* Stated problem:
Please rewrite the data starting with the line containing "Segment this screenshot: for" and going on through the line containing "gridline-horizontal <box>123 383", replacing "Rupture Count" with "Event Count" and keeping everything else the same.

* Input for this task:
§

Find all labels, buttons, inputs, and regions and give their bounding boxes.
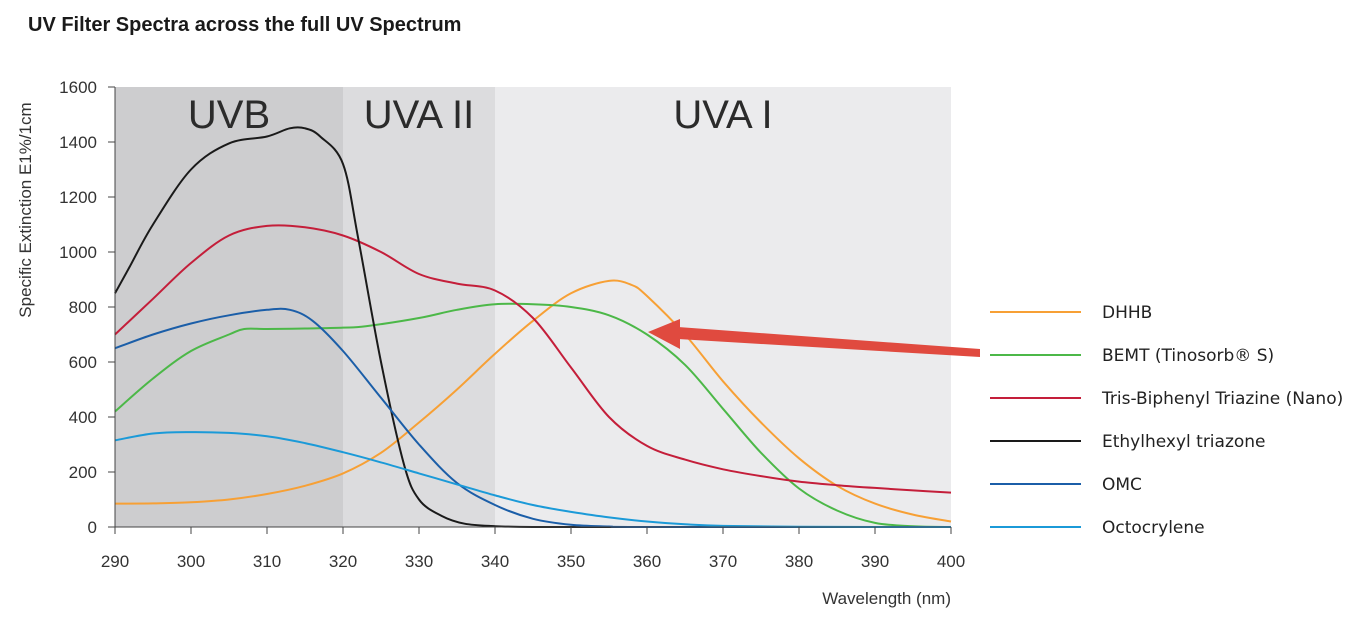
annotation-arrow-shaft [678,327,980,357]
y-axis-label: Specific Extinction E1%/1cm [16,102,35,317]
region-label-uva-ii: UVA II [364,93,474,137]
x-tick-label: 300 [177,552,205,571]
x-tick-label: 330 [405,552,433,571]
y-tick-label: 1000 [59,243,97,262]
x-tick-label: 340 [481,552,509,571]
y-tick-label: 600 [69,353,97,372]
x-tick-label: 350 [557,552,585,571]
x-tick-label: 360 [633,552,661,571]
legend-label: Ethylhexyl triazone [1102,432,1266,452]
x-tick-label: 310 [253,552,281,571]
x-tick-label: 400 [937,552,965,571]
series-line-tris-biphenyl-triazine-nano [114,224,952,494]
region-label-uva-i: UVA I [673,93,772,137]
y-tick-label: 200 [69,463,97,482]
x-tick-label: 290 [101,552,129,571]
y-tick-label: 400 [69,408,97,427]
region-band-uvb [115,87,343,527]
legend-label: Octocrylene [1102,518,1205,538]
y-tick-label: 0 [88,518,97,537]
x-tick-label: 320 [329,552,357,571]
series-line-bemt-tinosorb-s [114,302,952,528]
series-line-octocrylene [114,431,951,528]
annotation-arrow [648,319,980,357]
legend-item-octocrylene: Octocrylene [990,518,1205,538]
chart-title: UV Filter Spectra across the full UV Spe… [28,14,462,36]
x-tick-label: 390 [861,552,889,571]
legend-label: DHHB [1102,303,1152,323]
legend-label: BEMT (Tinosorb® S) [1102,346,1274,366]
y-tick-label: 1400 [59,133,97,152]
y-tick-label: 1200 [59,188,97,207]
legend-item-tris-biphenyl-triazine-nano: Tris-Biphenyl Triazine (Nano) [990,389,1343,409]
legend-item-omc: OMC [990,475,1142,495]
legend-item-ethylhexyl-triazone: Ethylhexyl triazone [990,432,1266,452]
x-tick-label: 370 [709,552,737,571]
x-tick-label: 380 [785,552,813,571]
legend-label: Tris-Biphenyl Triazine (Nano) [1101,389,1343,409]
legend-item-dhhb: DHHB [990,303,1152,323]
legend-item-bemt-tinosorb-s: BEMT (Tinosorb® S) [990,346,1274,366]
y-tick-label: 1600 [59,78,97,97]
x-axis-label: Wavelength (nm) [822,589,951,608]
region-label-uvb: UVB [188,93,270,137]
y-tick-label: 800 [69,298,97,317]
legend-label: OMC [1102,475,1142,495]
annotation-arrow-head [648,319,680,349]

§

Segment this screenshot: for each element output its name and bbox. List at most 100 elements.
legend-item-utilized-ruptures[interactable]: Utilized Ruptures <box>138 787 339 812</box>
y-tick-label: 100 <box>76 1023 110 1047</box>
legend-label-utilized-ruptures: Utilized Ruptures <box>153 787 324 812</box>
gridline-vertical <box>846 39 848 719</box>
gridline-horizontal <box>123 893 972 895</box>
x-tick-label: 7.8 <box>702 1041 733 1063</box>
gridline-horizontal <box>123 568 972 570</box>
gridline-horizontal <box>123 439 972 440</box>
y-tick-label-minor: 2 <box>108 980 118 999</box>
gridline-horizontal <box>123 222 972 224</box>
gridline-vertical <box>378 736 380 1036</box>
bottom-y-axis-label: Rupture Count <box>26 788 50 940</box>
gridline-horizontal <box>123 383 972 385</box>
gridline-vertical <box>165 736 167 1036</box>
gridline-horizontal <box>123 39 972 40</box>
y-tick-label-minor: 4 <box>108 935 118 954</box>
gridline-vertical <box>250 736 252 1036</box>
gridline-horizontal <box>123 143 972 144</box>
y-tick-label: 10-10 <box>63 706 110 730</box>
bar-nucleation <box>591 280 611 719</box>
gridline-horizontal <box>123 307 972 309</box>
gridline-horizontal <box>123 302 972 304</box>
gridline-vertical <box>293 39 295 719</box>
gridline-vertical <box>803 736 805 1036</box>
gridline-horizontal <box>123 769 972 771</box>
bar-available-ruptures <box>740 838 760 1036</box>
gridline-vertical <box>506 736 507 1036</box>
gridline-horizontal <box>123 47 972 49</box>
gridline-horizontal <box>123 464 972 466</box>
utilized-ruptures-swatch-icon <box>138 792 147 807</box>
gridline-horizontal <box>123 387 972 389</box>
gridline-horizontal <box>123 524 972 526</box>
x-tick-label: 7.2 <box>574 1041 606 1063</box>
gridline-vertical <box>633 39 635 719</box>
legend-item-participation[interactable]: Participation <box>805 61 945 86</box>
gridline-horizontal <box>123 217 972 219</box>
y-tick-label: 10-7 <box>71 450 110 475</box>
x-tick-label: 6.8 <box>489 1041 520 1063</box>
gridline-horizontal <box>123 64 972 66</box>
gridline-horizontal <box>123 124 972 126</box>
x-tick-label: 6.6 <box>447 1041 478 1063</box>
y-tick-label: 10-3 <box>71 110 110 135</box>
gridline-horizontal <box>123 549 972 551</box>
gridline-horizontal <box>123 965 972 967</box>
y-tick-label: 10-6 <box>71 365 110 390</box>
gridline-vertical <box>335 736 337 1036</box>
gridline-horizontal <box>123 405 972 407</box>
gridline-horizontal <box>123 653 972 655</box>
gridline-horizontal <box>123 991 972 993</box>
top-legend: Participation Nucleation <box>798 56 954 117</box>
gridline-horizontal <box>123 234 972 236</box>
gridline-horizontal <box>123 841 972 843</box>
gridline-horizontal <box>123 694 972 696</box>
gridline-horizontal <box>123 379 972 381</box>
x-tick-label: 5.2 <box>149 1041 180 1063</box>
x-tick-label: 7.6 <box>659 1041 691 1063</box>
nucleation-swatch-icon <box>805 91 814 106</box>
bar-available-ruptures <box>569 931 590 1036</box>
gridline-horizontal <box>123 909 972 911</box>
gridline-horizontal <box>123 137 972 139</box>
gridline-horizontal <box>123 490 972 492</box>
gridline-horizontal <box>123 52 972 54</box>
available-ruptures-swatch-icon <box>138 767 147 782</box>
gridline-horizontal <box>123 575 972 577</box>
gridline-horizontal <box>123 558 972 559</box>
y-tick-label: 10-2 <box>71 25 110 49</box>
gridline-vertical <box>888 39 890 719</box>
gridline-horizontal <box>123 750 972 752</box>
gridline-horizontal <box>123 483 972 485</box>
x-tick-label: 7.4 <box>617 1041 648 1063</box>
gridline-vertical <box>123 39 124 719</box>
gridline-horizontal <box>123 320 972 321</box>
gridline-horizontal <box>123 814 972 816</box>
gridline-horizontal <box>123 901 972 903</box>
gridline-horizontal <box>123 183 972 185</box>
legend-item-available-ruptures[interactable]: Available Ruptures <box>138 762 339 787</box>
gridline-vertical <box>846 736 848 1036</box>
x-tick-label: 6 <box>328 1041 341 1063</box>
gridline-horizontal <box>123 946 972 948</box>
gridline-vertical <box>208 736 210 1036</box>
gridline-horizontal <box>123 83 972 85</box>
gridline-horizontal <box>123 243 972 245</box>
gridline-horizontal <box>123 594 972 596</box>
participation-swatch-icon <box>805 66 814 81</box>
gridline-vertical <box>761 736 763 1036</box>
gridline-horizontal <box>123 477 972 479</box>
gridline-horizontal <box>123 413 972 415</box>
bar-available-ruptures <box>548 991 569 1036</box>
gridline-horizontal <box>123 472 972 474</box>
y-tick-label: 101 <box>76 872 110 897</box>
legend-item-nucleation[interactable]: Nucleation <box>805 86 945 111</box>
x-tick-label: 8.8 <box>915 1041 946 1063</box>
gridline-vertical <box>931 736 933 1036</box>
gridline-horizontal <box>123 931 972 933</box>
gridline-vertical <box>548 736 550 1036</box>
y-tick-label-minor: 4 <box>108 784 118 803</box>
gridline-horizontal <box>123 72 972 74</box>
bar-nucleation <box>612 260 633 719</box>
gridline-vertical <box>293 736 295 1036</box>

§

* Output for this exercise:
Segment this screenshot: for each element output its name and bbox. List at most 100 elements.
legend-item-utilized-ruptures[interactable]: Utilized Ruptures <box>138 787 339 812</box>
y-tick-label: 100 <box>76 1023 110 1047</box>
legend-label-utilized-ruptures: Utilized Ruptures <box>153 787 324 812</box>
gridline-vertical <box>846 39 848 719</box>
gridline-horizontal <box>123 893 972 895</box>
x-tick-label: 7.8 <box>702 1041 733 1063</box>
gridline-horizontal <box>123 568 972 570</box>
gridline-horizontal <box>123 439 972 440</box>
y-tick-label-minor: 2 <box>108 980 118 999</box>
gridline-horizontal <box>123 222 972 224</box>
gridline-vertical <box>378 736 380 1036</box>
bottom-y-axis-label: Event Count <box>26 788 50 940</box>
gridline-horizontal <box>123 383 972 385</box>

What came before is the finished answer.